▶ [Задание 1] Перескажите отрывок о Париже в двух предложениях.
▶ [Задание 2] Подхватите отрывок о Париже и напишите его продолжение, начиная сразу после последнего предложения.

▶ [Исходный текст]
Где был Париж в те страшные дни? Он плелся по дорогам, уходя от немцев. Его расстреливали гитлеровские летчики на бреющем полете, и трупный запах окутывал предместья города, лес Фонтенебло, берега Марны и Луары вместо аромата глициний или роз. Париж уже не мог сопротивляться, но Париж не хотел примириться, и Париж уходил. Он закрывал себе глаза, как закрыла глаза француженка маленькому ребенку.
14 июня 1940 года улицы Парижа были идеально пусты. Дома были заколочены. Только топот немцев раздавался в мертвом городе.

▶ [Материалы]
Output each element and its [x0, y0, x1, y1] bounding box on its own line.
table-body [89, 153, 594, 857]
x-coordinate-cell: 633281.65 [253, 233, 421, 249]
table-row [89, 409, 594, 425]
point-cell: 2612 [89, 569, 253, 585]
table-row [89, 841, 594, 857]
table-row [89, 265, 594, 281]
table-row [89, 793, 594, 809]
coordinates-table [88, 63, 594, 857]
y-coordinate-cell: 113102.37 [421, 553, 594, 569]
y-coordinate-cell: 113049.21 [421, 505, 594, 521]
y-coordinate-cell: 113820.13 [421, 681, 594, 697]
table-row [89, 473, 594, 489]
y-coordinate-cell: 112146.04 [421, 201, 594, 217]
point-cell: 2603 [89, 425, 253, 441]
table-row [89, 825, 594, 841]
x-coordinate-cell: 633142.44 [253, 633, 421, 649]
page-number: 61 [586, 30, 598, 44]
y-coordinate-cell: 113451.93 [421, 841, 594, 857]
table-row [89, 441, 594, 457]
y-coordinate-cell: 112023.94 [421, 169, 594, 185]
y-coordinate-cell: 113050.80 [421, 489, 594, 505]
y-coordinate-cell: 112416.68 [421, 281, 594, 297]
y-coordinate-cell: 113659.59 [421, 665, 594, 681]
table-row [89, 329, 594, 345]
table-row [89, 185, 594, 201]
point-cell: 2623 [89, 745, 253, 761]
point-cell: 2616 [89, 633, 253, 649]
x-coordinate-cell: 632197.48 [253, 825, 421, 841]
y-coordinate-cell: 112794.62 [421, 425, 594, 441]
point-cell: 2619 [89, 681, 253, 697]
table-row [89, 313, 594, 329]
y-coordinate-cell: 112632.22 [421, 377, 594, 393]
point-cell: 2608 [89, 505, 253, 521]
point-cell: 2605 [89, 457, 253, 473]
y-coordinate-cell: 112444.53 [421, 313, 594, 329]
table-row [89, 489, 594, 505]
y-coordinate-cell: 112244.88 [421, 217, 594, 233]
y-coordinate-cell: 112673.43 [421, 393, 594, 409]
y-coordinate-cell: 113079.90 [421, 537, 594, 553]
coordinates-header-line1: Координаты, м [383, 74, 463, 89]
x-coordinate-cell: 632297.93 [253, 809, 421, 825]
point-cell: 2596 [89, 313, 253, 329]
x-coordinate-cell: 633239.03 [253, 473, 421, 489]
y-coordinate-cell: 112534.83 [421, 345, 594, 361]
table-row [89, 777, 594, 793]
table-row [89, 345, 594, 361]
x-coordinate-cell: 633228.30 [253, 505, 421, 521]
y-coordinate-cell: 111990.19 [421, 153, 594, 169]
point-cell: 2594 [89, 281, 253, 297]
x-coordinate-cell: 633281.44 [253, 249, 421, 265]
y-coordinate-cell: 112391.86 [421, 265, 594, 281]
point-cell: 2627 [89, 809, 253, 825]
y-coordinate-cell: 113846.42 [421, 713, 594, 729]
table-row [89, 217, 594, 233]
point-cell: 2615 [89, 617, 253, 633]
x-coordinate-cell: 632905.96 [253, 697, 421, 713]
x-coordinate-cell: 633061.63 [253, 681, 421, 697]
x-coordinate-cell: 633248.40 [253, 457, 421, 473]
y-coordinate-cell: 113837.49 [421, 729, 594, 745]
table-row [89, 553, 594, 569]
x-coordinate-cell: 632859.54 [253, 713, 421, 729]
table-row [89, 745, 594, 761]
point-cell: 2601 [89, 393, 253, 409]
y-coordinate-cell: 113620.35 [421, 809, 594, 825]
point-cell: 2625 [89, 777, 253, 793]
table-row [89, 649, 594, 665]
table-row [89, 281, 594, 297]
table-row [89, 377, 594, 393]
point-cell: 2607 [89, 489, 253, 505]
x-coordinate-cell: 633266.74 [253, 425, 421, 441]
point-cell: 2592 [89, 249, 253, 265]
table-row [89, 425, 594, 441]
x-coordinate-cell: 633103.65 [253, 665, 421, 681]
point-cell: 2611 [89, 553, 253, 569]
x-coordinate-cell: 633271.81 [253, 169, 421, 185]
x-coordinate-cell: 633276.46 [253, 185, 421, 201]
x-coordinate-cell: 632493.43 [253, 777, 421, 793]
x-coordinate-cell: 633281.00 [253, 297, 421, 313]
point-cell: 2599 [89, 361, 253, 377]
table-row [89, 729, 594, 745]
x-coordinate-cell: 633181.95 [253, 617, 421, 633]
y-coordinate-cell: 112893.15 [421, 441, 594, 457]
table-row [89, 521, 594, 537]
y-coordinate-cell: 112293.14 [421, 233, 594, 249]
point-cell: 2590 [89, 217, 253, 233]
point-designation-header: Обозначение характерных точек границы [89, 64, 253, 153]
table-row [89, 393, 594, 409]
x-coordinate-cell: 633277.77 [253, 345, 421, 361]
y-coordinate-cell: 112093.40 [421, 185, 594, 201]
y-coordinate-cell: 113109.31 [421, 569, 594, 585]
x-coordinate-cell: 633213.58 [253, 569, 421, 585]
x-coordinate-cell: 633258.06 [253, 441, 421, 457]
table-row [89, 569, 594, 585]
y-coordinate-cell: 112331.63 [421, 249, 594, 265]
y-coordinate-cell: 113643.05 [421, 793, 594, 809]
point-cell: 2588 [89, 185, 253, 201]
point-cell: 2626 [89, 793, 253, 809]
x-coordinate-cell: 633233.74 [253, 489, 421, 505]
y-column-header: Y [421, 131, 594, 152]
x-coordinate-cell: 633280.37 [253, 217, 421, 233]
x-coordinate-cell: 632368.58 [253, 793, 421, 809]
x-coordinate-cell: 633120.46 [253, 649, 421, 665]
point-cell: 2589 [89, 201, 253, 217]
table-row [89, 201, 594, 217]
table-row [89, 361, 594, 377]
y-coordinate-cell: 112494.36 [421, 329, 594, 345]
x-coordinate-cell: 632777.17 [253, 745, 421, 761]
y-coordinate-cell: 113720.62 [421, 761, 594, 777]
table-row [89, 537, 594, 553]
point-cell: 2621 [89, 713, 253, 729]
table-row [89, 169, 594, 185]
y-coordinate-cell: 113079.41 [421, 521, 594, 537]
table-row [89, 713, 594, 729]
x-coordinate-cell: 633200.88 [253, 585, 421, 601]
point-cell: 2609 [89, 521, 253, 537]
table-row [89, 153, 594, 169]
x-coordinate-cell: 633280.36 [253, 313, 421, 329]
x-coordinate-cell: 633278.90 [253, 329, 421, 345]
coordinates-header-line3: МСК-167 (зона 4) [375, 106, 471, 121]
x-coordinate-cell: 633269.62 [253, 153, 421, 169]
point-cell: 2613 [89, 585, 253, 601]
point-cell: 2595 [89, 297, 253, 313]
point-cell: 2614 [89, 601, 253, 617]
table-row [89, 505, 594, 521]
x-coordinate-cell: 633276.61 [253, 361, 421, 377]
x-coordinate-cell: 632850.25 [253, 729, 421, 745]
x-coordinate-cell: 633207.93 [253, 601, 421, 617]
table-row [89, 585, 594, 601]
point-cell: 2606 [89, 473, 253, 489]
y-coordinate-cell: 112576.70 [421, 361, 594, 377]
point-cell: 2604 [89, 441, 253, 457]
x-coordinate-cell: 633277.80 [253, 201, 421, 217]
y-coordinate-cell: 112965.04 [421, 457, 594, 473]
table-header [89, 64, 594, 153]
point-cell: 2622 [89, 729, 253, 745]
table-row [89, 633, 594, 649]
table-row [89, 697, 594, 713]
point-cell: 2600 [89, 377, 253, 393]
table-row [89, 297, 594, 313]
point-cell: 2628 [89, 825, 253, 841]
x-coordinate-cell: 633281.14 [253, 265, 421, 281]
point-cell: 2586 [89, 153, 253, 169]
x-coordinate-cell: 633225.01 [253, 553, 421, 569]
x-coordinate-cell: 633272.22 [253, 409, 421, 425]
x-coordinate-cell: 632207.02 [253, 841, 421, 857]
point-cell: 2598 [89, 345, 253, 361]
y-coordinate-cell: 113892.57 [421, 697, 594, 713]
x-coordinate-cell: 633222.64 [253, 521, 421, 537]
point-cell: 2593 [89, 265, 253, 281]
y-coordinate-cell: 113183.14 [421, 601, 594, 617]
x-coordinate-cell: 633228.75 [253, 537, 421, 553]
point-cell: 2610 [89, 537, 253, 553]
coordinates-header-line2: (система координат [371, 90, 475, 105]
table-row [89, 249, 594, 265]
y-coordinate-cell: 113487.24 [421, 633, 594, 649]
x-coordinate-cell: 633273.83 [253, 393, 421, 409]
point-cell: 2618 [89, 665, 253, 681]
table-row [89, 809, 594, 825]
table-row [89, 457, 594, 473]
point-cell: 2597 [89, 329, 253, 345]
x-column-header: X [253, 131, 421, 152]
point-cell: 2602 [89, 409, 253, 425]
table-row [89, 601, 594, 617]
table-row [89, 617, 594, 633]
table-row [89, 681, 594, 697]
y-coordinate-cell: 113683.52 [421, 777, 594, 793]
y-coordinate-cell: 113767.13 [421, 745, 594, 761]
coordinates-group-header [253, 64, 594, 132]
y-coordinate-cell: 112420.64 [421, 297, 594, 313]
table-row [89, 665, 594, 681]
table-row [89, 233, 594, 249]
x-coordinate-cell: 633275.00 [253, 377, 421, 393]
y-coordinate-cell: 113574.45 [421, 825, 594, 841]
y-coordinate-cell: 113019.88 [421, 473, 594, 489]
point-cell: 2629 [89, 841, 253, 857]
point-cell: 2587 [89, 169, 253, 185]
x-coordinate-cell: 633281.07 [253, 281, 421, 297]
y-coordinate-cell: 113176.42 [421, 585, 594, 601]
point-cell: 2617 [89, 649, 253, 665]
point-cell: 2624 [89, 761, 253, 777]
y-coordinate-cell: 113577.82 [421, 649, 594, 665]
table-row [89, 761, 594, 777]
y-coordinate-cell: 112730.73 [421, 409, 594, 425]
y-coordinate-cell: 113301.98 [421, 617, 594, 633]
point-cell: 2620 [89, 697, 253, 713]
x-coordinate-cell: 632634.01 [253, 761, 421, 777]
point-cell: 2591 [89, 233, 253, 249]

▶ [Результат 1] В те страшные дни Париж, который уже не мог сопротивляться, но не хотел примириться, уходил по дорогам от немцев, его расстреливали с бреющего полета гитлеровские летчики, а вокруг города стоял трупный запах. 14 июня 1940 года улицы Парижа были идеально пусты, дома заколочены, и в мертвом городе раздавался только топот немцев.

▶ [Результат 2]
Прошло два года. Немцы обжились в Париже. Они установили вывески на немецком языке. Они вывезли из Парижа все добро. Они привезли в Париж своих палачей, своих актеров, своих газетчиков. Они снесли памятник Вольтеру. Они разукрасили свастикой музеи и дворцы. Они превратили былую столицу Европы, город, о котором писали восторженные страницы Гейне и Белинский, Диккенс и Тургенев, Герцен и Андерсен, Марк Твен и Хемингуэй, Карамзин и Маяковский, в дом терпимости для своей солдатни, в кафешантан для гитлеровских офицеров, в военную базу германии. Тирольский шпик снялся на фоне Эйфелевой башни, и один за другим снимались немецкие генералы возле могилы Неизвестного солдата, под Триумфальной аркой, немой свидетельницей прусского позора.
Из великого города ушла его душа. Вылезли клопы и мокрицы; мелкий ренегат Дорио стал «трибуном», конокрад Лаваль превратился в диктатора, продажный журналист Марсель Деа, которого можно было купить дешевле, чем иную проститутку, — на одну ночь, на передовицу, — стал именоваться «совестью Франции», и плутоватый издатель Грассэ, ввиду отсутствия писателей, стал Виктором Гюго парижского гау.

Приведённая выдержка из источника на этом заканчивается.